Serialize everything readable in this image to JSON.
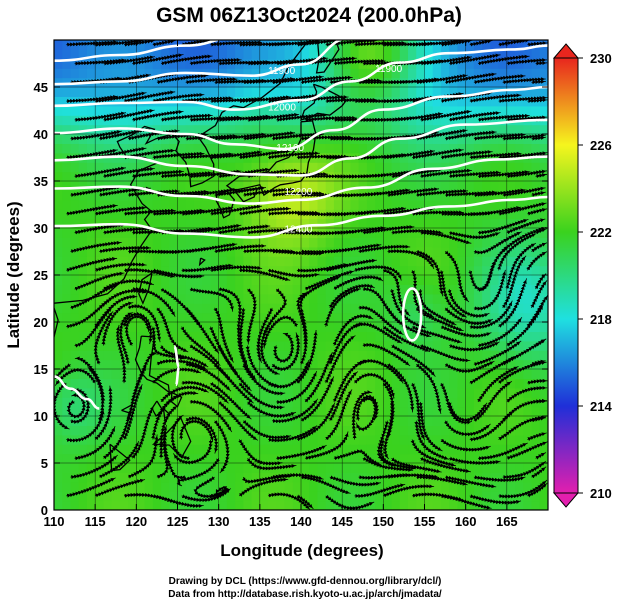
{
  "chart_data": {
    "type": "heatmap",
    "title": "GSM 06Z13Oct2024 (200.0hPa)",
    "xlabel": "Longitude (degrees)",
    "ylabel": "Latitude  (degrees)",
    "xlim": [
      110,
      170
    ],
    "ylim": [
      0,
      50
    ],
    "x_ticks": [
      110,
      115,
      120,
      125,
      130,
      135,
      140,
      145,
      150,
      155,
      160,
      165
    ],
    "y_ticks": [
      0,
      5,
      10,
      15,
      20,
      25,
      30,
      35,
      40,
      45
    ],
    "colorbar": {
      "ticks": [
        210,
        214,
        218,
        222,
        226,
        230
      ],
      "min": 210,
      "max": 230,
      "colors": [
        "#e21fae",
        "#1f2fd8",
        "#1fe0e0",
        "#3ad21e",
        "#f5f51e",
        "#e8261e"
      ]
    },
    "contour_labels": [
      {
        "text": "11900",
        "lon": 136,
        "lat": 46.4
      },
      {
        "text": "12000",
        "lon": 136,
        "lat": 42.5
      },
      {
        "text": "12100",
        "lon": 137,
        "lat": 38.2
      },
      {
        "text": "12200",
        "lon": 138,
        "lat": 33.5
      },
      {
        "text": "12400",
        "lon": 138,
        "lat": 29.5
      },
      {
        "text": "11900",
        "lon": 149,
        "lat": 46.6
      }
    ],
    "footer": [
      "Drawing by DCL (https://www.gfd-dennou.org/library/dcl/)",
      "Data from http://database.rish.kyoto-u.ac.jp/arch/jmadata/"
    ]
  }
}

_ _ _

Prompt: Transcribe the material as is, with images omitted.

Response to this task:
Serialize everything readable in this image to JSON.
{
  "chart_data": {
    "type": "heatmap",
    "title": "GSM 06Z13Oct2024 (200.0hPa)",
    "xlabel": "Longitude (degrees)",
    "ylabel": "Latitude  (degrees)",
    "xlim": [
      110,
      170
    ],
    "ylim": [
      0,
      50
    ],
    "x_ticks": [
      110,
      115,
      120,
      125,
      130,
      135,
      140,
      145,
      150,
      155,
      160,
      165
    ],
    "y_ticks": [
      0,
      5,
      10,
      15,
      20,
      25,
      30,
      35,
      40,
      45
    ],
    "colorbar": {
      "ticks": [
        210,
        214,
        218,
        222,
        226,
        230
      ],
      "min": 210,
      "max": 230,
      "colors": [
        "#e21fae",
        "#1f2fd8",
        "#1fe0e0",
        "#3ad21e",
        "#f5f51e",
        "#e8261e"
      ]
    },
    "contour_labels": [
      {
        "text": "11900",
        "lon": 136,
        "lat": 46.4
      },
      {
        "text": "12000",
        "lon": 136,
        "lat": 42.5
      },
      {
        "text": "12100",
        "lon": 137,
        "lat": 38.2
      },
      {
        "text": "12200",
        "lon": 138,
        "lat": 33.5
      },
      {
        "text": "12400",
        "lon": 138,
        "lat": 29.5
      },
      {
        "text": "11900",
        "lon": 149,
        "lat": 46.6
      }
    ],
    "footer": [
      "Drawing by DCL (https://www.gfd-dennou.org/library/dcl/)",
      "Data from http://database.rish.kyoto-u.ac.jp/arch/jmadata/"
    ]
  }
}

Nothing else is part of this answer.